Problem to solve: Copy the listing word for word from its first line down to the line holding "legend-bar-swatch (125, 372, 171, 379)", inclusive.

Dataset records

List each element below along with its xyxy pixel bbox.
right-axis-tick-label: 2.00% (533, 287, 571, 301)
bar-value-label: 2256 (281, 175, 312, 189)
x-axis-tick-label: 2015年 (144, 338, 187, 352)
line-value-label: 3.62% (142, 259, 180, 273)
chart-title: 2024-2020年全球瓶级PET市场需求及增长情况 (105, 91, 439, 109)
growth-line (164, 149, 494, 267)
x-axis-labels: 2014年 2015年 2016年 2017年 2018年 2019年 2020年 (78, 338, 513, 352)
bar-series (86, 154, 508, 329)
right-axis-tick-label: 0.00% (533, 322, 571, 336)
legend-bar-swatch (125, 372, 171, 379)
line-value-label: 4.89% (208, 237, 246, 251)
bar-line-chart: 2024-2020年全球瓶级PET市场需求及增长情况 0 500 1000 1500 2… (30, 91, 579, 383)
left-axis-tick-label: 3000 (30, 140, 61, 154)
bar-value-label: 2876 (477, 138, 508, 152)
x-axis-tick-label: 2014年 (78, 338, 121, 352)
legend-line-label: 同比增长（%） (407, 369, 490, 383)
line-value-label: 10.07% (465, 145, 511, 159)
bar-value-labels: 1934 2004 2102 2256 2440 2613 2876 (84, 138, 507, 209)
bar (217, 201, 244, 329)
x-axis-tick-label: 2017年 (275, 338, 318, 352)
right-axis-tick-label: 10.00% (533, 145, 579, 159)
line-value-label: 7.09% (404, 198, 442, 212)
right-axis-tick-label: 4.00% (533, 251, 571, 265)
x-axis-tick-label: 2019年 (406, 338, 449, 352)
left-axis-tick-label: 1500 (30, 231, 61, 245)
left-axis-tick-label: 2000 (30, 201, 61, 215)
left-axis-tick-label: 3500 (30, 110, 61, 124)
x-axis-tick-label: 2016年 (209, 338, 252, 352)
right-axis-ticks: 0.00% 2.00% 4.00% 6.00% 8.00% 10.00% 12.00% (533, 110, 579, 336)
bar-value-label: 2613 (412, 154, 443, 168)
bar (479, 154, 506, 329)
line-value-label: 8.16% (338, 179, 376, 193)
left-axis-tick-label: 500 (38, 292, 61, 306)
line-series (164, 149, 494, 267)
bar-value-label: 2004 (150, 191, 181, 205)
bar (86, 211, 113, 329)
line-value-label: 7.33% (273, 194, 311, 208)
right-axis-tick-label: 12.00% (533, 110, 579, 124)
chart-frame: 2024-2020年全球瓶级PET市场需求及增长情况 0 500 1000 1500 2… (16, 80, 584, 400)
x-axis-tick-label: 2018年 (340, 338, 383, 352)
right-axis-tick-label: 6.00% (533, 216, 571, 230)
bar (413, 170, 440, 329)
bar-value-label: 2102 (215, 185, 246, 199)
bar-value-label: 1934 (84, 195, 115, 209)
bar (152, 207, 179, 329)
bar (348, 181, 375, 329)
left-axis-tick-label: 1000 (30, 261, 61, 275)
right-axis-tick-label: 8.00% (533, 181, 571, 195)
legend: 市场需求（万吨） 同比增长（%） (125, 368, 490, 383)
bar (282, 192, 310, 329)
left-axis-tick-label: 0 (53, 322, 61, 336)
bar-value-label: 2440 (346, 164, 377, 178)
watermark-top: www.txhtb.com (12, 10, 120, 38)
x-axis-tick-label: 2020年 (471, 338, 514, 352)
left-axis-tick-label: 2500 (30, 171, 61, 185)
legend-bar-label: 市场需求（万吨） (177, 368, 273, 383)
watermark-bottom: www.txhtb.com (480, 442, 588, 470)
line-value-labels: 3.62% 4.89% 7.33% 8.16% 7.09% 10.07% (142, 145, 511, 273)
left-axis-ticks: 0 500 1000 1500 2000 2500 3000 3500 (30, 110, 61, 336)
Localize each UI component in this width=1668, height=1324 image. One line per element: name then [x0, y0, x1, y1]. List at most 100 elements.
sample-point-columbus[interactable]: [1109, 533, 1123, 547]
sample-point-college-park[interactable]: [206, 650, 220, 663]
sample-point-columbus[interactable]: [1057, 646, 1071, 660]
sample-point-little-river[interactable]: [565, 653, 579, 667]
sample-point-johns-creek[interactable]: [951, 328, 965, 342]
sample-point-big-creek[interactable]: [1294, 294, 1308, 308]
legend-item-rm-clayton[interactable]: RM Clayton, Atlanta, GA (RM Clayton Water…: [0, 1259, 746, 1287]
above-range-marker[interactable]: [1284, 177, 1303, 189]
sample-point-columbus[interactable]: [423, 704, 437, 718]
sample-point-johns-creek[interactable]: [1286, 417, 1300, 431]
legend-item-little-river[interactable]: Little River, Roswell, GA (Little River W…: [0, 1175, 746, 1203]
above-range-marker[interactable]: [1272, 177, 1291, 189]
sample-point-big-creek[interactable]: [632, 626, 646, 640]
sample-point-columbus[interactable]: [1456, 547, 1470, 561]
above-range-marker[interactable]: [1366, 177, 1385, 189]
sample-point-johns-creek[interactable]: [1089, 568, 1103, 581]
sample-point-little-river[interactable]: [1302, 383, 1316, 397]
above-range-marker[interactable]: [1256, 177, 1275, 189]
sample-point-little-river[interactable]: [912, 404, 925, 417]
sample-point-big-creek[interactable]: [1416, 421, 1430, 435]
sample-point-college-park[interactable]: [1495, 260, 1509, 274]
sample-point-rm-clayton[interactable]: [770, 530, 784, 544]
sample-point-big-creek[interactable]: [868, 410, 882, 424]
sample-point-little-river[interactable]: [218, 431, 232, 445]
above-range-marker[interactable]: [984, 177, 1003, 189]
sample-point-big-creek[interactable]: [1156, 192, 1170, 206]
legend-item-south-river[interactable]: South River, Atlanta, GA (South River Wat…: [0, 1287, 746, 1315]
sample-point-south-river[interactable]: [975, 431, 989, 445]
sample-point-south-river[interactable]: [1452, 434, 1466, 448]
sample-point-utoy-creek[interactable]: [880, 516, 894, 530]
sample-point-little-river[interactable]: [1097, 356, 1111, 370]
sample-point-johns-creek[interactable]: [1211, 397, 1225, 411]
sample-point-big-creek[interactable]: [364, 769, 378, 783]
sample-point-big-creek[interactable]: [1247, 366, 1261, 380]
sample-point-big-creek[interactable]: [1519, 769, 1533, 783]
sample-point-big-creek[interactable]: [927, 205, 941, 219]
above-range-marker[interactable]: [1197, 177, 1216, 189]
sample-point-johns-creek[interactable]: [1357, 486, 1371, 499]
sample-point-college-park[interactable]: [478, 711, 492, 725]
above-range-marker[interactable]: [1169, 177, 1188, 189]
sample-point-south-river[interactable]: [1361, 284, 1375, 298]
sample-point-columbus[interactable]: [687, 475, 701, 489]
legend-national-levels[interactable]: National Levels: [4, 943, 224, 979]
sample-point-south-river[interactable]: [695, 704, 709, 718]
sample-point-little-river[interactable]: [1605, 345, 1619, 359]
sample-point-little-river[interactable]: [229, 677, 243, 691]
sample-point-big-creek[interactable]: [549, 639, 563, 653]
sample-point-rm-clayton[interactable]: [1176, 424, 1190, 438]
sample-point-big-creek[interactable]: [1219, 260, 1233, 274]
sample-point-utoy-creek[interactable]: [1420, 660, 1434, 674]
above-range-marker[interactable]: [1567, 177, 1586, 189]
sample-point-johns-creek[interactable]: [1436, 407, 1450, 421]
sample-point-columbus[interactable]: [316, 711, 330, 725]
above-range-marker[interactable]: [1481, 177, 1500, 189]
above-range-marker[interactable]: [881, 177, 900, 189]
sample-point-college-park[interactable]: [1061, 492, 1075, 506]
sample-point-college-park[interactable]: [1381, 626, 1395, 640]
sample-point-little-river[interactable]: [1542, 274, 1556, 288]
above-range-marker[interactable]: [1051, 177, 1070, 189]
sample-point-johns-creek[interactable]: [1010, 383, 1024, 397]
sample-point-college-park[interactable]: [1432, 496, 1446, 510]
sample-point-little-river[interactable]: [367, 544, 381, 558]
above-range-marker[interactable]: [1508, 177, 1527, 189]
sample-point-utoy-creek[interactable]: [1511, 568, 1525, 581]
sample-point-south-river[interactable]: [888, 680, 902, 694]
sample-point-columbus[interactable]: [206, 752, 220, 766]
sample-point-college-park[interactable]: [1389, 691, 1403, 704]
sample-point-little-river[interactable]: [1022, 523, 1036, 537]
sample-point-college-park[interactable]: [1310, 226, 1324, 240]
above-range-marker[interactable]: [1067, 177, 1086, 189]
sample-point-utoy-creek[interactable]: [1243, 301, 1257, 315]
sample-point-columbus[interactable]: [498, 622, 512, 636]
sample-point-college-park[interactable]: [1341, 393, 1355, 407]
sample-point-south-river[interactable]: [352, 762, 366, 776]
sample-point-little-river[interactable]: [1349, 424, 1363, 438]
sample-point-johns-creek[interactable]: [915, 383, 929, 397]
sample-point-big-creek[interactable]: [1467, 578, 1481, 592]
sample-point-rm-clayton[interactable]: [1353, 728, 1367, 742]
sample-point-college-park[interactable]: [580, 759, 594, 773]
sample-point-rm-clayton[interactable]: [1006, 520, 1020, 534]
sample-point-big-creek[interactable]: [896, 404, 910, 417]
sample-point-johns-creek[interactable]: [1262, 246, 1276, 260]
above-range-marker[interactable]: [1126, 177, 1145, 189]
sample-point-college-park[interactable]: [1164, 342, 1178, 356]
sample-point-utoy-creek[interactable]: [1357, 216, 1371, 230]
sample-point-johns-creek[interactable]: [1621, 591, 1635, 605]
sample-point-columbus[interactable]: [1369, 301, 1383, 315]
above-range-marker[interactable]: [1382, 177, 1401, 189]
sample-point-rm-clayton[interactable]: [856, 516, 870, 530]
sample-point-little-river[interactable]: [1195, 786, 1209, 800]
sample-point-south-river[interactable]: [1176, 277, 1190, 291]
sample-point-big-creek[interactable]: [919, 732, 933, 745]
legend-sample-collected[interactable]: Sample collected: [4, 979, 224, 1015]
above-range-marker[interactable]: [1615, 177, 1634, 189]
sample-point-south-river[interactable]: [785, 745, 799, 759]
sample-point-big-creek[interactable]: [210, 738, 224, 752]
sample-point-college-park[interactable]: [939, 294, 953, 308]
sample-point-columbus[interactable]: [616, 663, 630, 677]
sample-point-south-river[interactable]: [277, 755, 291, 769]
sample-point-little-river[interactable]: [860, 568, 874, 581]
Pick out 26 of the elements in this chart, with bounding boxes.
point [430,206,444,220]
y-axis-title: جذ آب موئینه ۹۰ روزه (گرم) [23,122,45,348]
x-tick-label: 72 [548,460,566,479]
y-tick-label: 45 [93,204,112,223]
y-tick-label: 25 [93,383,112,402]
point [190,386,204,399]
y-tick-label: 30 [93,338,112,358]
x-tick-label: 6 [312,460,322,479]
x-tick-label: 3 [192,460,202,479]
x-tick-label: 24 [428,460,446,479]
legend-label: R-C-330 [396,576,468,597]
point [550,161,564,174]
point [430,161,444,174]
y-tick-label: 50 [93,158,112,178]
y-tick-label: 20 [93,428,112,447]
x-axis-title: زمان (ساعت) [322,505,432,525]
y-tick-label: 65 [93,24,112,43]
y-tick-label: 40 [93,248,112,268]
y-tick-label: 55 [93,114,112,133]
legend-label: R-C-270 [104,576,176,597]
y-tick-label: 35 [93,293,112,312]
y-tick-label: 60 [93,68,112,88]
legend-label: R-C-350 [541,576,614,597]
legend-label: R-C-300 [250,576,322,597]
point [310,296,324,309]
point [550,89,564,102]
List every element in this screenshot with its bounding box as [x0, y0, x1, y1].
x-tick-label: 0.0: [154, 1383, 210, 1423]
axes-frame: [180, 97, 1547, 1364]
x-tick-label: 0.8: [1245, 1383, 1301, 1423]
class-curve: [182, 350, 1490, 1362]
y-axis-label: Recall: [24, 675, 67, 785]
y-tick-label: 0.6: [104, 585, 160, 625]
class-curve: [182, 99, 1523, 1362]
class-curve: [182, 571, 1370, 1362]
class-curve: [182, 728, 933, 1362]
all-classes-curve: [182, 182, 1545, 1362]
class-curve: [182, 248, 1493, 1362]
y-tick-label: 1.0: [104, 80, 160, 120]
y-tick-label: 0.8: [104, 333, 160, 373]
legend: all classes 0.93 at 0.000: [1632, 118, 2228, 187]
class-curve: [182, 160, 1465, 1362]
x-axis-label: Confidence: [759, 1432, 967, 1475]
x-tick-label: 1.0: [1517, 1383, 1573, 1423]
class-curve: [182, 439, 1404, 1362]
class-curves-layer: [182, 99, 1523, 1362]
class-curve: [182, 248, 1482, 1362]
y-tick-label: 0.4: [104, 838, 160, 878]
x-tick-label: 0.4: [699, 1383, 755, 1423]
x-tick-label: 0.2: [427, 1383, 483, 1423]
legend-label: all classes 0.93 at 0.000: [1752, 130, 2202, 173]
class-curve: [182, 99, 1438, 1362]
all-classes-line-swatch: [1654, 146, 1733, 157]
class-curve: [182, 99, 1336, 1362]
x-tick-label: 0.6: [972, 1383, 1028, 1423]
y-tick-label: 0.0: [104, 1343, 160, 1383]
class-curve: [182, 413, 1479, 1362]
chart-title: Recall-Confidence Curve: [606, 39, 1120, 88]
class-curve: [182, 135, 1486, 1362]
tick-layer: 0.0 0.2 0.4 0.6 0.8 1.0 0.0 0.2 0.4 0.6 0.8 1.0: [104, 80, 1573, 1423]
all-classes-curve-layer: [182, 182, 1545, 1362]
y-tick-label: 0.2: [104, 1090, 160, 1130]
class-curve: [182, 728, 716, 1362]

Task result:
List each element below along with its xyxy pixel bbox.
right-axis-tick-label: 2.00% (533, 287, 571, 301)
bar-value-label: 2256 (281, 175, 312, 189)
x-axis-tick-label: 2015年 (144, 338, 187, 352)
line-value-label: 3.62% (142, 259, 180, 273)
chart-title: 2024-2020年全球瓶级PET市场需求及增长情况 (105, 91, 439, 109)
growth-line (164, 149, 494, 267)
x-axis-labels: 2014年 2015年 2016年 2017年 2018年 2019年 2020年 (78, 338, 513, 352)
bar-series (86, 154, 508, 329)
right-axis-tick-label: 0.00% (533, 322, 571, 336)
legend-bar-swatch (125, 372, 171, 379)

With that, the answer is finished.